▶ **Stated goal**
Write out the entries below once more, exactly.
══ Given data
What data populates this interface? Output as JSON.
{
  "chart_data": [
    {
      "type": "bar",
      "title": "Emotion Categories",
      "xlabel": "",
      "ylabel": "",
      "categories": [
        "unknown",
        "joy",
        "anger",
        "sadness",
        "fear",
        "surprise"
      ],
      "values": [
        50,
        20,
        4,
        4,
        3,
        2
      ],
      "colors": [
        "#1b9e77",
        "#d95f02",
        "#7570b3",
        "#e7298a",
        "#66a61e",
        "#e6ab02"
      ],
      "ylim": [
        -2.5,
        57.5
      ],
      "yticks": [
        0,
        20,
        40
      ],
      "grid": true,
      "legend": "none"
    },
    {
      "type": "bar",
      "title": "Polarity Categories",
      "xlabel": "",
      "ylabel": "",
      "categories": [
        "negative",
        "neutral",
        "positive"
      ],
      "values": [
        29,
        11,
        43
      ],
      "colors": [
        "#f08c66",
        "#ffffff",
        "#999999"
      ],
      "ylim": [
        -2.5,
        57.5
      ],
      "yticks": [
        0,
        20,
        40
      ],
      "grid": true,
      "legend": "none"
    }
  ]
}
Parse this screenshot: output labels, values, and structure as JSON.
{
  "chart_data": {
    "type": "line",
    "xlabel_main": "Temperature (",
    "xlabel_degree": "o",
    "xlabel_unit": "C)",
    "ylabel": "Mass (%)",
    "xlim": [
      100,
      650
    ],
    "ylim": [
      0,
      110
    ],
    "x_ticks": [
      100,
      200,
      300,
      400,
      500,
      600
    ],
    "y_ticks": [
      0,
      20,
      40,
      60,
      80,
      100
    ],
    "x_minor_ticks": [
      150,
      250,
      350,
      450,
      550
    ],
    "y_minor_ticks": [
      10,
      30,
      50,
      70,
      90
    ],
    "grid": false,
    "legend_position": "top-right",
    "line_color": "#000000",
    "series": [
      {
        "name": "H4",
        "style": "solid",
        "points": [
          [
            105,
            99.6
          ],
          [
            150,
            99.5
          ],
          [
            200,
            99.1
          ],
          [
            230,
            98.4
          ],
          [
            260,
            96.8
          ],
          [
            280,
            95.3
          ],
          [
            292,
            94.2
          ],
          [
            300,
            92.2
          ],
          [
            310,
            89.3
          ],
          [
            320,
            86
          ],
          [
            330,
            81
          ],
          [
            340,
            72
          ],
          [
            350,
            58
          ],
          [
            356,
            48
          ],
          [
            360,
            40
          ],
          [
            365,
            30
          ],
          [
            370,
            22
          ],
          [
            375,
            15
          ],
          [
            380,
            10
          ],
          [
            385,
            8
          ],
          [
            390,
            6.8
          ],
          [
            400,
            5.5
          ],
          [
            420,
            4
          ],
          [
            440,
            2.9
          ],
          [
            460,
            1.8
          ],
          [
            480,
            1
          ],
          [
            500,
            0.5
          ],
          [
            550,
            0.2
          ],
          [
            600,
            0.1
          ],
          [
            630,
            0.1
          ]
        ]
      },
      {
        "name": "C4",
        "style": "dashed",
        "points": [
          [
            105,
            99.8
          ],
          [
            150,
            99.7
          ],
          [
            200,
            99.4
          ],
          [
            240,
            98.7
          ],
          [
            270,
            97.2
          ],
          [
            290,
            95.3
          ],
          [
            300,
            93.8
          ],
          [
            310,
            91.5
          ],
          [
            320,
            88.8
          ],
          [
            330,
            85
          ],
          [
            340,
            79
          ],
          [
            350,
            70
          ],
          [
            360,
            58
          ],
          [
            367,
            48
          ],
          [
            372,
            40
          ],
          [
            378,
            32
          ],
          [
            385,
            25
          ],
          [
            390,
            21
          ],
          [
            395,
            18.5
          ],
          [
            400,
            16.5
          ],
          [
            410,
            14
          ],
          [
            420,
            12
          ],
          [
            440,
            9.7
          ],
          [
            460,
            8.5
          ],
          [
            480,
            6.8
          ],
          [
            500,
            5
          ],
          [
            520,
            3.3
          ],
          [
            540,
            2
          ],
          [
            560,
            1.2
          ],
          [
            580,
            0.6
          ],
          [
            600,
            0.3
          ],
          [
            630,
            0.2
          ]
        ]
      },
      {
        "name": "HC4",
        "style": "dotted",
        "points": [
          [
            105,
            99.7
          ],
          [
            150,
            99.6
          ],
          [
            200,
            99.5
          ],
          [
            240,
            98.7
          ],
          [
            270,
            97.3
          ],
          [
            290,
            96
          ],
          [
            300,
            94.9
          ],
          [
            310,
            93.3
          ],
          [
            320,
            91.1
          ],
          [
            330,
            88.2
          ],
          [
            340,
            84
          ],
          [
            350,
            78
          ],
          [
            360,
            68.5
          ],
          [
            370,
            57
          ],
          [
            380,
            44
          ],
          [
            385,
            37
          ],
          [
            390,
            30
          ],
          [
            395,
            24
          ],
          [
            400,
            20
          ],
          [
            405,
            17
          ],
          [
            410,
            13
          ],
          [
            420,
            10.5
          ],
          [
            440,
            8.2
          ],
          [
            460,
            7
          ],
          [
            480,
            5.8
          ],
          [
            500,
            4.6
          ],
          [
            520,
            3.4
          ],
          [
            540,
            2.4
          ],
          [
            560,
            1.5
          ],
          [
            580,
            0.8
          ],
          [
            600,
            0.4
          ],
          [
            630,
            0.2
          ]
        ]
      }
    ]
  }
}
════
▶ **Task solution**
What data populates this interface? Output as JSON.
{
  "chart_data": [
    {
      "type": "bar",
      "title": "Emotion Categories",
      "xlabel": "",
      "ylabel": "",
      "categories": [
        "unknown",
        "joy",
        "anger",
        "sadness",
        "fear",
        "surprise"
      ],
      "values": [
        50,
        20,
        4,
        4,
        3,
        2
      ],
      "colors": [
        "#1b9e77",
        "#d95f02",
        "#7570b3",
        "#e7298a",
        "#66a61e",
        "#e6ab02"
      ],
      "ylim": [
        -2.5,
        57.5
      ],
      "yticks": [
        0,
        20,
        40
      ],
      "grid": true,
      "legend": "none"
    },
    {
      "type": "bar",
      "title": "Polarity Categories",
      "xlabel": "",
      "ylabel": "",
      "categories": [
        "negative",
        "neutral",
        "positive"
      ],
      "values": [
        29,
        11,
        43
      ],
      "colors": [
        "#f08c66",
        "#ffffff",
        "#999999"
      ],
      "ylim": [
        -2.5,
        57.5
      ],
      "yticks": [
        0,
        20,
        40
      ],
      "grid": true,
      "legend": "none"
    }
  ]
}
Parse this screenshot: output labels, values, and structure as JSON.
{
  "chart_data": {
    "type": "line",
    "xlabel_main": "Temperature (",
    "xlabel_degree": "o",
    "xlabel_unit": "C)",
    "ylabel": "Mass (%)",
    "xlim": [
      100,
      650
    ],
    "ylim": [
      0,
      110
    ],
    "x_ticks": [
      100,
      200,
      300,
      400,
      500,
      600
    ],
    "y_ticks": [
      0,
      20,
      40,
      60,
      80,
      100
    ],
    "x_minor_ticks": [
      150,
      250,
      350,
      450,
      550
    ],
    "y_minor_ticks": [
      10,
      30,
      50,
      70,
      90
    ],
    "grid": false,
    "legend_position": "top-right",
    "line_color": "#000000",
    "series": [
      {
        "name": "H4",
        "style": "solid",
        "points": [
          [
            105,
            99.6
          ],
          [
            150,
            99.5
          ],
          [
            200,
            99.1
          ],
          [
            230,
            98.4
          ],
          [
            260,
            96.8
          ],
          [
            280,
            95.3
          ],
          [
            292,
            94.2
          ],
          [
            300,
            92.2
          ],
          [
            310,
            89.3
          ],
          [
            320,
            86
          ],
          [
            330,
            81
          ],
          [
            340,
            72
          ],
          [
            350,
            58
          ],
          [
            356,
            48
          ],
          [
            360,
            40
          ],
          [
            365,
            30
          ],
          [
            370,
            22
          ],
          [
            375,
            15
          ],
          [
            380,
            10
          ],
          [
            385,
            8
          ],
          [
            390,
            6.8
          ],
          [
            400,
            5.5
          ],
          [
            420,
            4
          ],
          [
            440,
            2.9
          ],
          [
            460,
            1.8
          ],
          [
            480,
            1
          ],
          [
            500,
            0.5
          ],
          [
            550,
            0.2
          ],
          [
            600,
            0.1
          ],
          [
            630,
            0.1
          ]
        ]
      },
      {
        "name": "C4",
        "style": "dashed",
        "points": [
          [
            105,
            99.8
          ],
          [
            150,
            99.7
          ],
          [
            200,
            99.4
          ],
          [
            240,
            98.7
          ],
          [
            270,
            97.2
          ],
          [
            290,
            95.3
          ],
          [
            300,
            93.8
          ],
          [
            310,
            91.5
          ],
          [
            320,
            88.8
          ],
          [
            330,
            85
          ],
          [
            340,
            79
          ],
          [
            350,
            70
          ],
          [
            360,
            58
          ],
          [
            367,
            48
          ],
          [
            372,
            40
          ],
          [
            378,
            32
          ],
          [
            385,
            25
          ],
          [
            390,
            21
          ],
          [
            395,
            18.5
          ],
          [
            400,
            16.5
          ],
          [
            410,
            14
          ],
          [
            420,
            12
          ],
          [
            440,
            9.7
          ],
          [
            460,
            8.5
          ],
          [
            480,
            6.8
          ],
          [
            500,
            5
          ],
          [
            520,
            3.3
          ],
          [
            540,
            2
          ],
          [
            560,
            1.2
          ],
          [
            580,
            0.6
          ],
          [
            600,
            0.3
          ],
          [
            630,
            0.2
          ]
        ]
      },
      {
        "name": "HC4",
        "style": "dotted",
        "points": [
          [
            105,
            99.7
          ],
          [
            150,
            99.6
          ],
          [
            200,
            99.5
          ],
          [
            240,
            98.7
          ],
          [
            270,
            97.3
          ],
          [
            290,
            96
          ],
          [
            300,
            94.9
          ],
          [
            310,
            93.3
          ],
          [
            320,
            91.1
          ],
          [
            330,
            88.2
          ],
          [
            340,
            84
          ],
          [
            350,
            78
          ],
          [
            360,
            68.5
          ],
          [
            370,
            57
          ],
          [
            380,
            44
          ],
          [
            385,
            37
          ],
          [
            390,
            30
          ],
          [
            395,
            24
          ],
          [
            400,
            20
          ],
          [
            405,
            17
          ],
          [
            410,
            13
          ],
          [
            420,
            10.5
          ],
          [
            440,
            8.2
          ],
          [
            460,
            7
          ],
          [
            480,
            5.8
          ],
          [
            500,
            4.6
          ],
          [
            520,
            3.4
          ],
          [
            540,
            2.4
          ],
          [
            560,
            1.5
          ],
          [
            580,
            0.8
          ],
          [
            600,
            0.4
          ],
          [
            630,
            0.2
          ]
        ]
      }
    ]
  }
}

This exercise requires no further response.